__Problem to solve__. Rewrite the data below with every "table-cell" switched to "grid-cell" and everything else left unchanged.

__Data shown__.
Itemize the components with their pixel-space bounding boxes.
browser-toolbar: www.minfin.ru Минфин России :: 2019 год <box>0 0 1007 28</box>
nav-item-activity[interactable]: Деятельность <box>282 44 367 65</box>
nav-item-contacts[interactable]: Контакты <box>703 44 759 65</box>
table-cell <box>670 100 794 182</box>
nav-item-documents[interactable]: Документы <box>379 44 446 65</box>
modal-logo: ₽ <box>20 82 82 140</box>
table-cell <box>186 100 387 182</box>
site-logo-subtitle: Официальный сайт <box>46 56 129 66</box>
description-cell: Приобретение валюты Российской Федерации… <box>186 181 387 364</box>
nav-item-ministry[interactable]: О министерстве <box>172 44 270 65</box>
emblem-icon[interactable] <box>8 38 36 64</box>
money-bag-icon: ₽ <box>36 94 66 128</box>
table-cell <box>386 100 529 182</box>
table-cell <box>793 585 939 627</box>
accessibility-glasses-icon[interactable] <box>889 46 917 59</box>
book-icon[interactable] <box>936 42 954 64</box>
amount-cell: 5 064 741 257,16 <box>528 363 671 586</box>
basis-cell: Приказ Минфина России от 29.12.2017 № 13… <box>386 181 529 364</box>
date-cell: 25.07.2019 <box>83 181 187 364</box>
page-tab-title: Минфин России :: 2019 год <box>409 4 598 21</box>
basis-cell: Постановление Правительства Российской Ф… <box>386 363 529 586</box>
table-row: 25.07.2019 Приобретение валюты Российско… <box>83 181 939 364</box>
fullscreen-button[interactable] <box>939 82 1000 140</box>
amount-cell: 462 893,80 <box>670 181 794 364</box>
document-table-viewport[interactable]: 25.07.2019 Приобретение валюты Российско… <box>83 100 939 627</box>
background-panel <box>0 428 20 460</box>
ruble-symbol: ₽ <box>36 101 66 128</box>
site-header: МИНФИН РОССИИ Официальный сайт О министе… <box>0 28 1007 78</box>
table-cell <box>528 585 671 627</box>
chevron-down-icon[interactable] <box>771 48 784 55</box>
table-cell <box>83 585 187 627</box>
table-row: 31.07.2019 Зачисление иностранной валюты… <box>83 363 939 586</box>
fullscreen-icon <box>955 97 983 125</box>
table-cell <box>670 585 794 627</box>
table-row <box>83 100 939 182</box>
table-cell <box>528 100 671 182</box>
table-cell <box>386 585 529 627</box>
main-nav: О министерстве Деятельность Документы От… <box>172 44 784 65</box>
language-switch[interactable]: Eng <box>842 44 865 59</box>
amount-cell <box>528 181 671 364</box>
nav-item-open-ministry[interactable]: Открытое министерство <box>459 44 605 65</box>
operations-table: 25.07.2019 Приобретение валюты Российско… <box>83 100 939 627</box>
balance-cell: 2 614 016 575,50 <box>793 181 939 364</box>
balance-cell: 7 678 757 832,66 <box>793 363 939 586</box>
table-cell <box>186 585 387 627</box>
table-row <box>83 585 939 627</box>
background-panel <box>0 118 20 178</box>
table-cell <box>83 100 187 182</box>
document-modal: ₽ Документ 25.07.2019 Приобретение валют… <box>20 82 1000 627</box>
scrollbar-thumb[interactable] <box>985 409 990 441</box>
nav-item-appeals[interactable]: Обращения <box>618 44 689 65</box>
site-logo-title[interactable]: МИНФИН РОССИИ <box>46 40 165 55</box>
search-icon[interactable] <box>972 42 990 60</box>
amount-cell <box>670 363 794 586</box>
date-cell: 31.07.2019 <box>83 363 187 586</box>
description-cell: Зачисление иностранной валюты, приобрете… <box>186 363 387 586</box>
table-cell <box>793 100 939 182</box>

__Response to this task__.
Itemize the components with their pixel-space bounding boxes.
browser-toolbar: www.minfin.ru Минфин России :: 2019 год <box>0 0 1007 28</box>
nav-item-activity[interactable]: Деятельность <box>282 44 367 65</box>
nav-item-contacts[interactable]: Контакты <box>703 44 759 65</box>
grid-cell <box>670 100 794 182</box>
nav-item-documents[interactable]: Документы <box>379 44 446 65</box>
modal-logo: ₽ <box>20 82 82 140</box>
grid-cell <box>186 100 387 182</box>
site-logo-subtitle: Официальный сайт <box>46 56 129 66</box>
description-cell: Приобретение валюты Российской Федерации… <box>186 181 387 364</box>
nav-item-ministry[interactable]: О министерстве <box>172 44 270 65</box>
emblem-icon[interactable] <box>8 38 36 64</box>
money-bag-icon: ₽ <box>36 94 66 128</box>
grid-cell <box>386 100 529 182</box>
grid-cell <box>793 585 939 627</box>
accessibility-glasses-icon[interactable] <box>889 46 917 59</box>
book-icon[interactable] <box>936 42 954 64</box>
amount-cell: 5 064 741 257,16 <box>528 363 671 586</box>
basis-cell: Приказ Минфина России от 29.12.2017 № 13… <box>386 181 529 364</box>
date-cell: 25.07.2019 <box>83 181 187 364</box>
page-tab-title: Минфин России :: 2019 год <box>409 4 598 21</box>
basis-cell: Постановление Правительства Российской Ф… <box>386 363 529 586</box>
table-row: 25.07.2019 Приобретение валюты Российско… <box>83 181 939 364</box>
fullscreen-button[interactable] <box>939 82 1000 140</box>
amount-cell: 462 893,80 <box>670 181 794 364</box>
document-table-viewport[interactable]: 25.07.2019 Приобретение валюты Российско… <box>83 100 939 627</box>
background-panel <box>0 428 20 460</box>
ruble-symbol: ₽ <box>36 101 66 128</box>
site-header: МИНФИН РОССИИ Официальный сайт О министе… <box>0 28 1007 78</box>
grid-cell <box>528 585 671 627</box>
chevron-down-icon[interactable] <box>771 48 784 55</box>
grid-cell <box>83 585 187 627</box>
table-row: 31.07.2019 Зачисление иностранной валюты… <box>83 363 939 586</box>
fullscreen-icon <box>955 97 983 125</box>
grid-cell <box>670 585 794 627</box>
table-row <box>83 100 939 182</box>
grid-cell <box>528 100 671 182</box>
grid-cell <box>386 585 529 627</box>
main-nav: О министерстве Деятельность Документы От… <box>172 44 784 65</box>
language-switch[interactable]: Eng <box>842 44 865 59</box>
amount-cell <box>528 181 671 364</box>
nav-item-open-ministry[interactable]: Открытое министерство <box>459 44 605 65</box>
operations-table: 25.07.2019 Приобретение валюты Российско… <box>83 100 939 627</box>
balance-cell: 2 614 016 575,50 <box>793 181 939 364</box>
balance-cell: 7 678 757 832,66 <box>793 363 939 586</box>
grid-cell <box>186 585 387 627</box>
table-row <box>83 585 939 627</box>
background-panel <box>0 118 20 178</box>
grid-cell <box>83 100 187 182</box>
document-modal: ₽ Документ 25.07.2019 Приобретение валют… <box>20 82 1000 627</box>
scrollbar-thumb[interactable] <box>985 409 990 441</box>
nav-item-appeals[interactable]: Обращения <box>618 44 689 65</box>
site-logo-title[interactable]: МИНФИН РОССИИ <box>46 40 165 55</box>
search-icon[interactable] <box>972 42 990 60</box>
amount-cell <box>670 363 794 586</box>
date-cell: 31.07.2019 <box>83 363 187 586</box>
description-cell: Зачисление иностранной валюты, приобрете… <box>186 363 387 586</box>
grid-cell <box>793 100 939 182</box>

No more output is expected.